╭──

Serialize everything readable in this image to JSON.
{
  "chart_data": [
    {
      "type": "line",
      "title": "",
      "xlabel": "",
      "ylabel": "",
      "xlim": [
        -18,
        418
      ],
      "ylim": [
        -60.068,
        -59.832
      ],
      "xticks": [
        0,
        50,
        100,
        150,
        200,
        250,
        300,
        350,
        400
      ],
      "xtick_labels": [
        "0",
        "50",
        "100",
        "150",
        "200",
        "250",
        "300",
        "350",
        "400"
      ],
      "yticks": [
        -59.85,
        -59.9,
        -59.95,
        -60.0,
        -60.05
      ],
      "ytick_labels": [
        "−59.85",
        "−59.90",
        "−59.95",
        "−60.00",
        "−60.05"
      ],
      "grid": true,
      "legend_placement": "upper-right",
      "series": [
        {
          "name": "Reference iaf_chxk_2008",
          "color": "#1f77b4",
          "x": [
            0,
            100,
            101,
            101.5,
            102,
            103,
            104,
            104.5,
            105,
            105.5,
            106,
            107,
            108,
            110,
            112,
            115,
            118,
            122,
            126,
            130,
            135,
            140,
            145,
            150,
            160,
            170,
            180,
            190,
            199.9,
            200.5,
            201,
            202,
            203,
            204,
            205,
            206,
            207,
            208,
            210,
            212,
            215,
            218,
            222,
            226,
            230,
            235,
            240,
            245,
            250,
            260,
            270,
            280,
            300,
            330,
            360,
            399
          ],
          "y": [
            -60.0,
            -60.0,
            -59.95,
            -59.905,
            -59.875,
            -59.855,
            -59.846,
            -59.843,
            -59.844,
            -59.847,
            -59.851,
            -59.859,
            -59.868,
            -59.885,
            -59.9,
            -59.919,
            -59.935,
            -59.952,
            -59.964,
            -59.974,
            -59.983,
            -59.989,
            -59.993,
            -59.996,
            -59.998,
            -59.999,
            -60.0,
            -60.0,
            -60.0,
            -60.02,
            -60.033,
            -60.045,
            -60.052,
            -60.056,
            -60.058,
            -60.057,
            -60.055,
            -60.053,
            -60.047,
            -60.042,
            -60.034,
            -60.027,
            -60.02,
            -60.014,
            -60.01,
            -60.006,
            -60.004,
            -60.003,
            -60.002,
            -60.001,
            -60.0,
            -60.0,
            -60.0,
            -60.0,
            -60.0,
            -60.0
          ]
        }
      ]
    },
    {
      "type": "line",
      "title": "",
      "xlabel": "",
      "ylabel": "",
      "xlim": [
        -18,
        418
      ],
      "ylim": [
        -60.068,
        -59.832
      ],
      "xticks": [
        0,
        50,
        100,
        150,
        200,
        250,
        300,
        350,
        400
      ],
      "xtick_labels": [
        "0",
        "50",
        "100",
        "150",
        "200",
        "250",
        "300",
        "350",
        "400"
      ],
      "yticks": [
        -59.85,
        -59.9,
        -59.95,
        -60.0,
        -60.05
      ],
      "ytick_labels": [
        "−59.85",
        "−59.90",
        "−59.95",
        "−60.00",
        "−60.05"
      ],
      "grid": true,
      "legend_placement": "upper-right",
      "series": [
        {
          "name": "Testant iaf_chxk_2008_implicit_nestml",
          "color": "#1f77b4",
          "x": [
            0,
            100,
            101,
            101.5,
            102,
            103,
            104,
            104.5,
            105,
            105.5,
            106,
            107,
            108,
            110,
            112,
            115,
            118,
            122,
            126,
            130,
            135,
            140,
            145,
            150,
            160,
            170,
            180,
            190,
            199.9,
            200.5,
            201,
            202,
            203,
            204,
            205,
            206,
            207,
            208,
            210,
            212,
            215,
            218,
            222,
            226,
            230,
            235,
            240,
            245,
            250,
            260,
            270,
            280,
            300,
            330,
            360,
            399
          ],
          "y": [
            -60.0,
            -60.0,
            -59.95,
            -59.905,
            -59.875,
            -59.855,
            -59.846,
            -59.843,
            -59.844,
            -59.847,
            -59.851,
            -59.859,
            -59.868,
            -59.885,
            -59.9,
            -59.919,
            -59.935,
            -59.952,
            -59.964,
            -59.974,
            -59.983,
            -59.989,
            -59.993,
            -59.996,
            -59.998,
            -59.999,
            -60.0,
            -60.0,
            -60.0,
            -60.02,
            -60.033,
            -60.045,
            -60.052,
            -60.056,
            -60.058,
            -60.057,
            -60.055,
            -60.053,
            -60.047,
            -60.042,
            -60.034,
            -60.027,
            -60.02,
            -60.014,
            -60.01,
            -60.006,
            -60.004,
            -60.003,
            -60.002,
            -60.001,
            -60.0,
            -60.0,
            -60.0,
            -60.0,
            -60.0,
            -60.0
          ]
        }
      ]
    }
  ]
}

╰──

Respond with the number of lines containing "name" and no additional words.

### [Solution for this problem]
2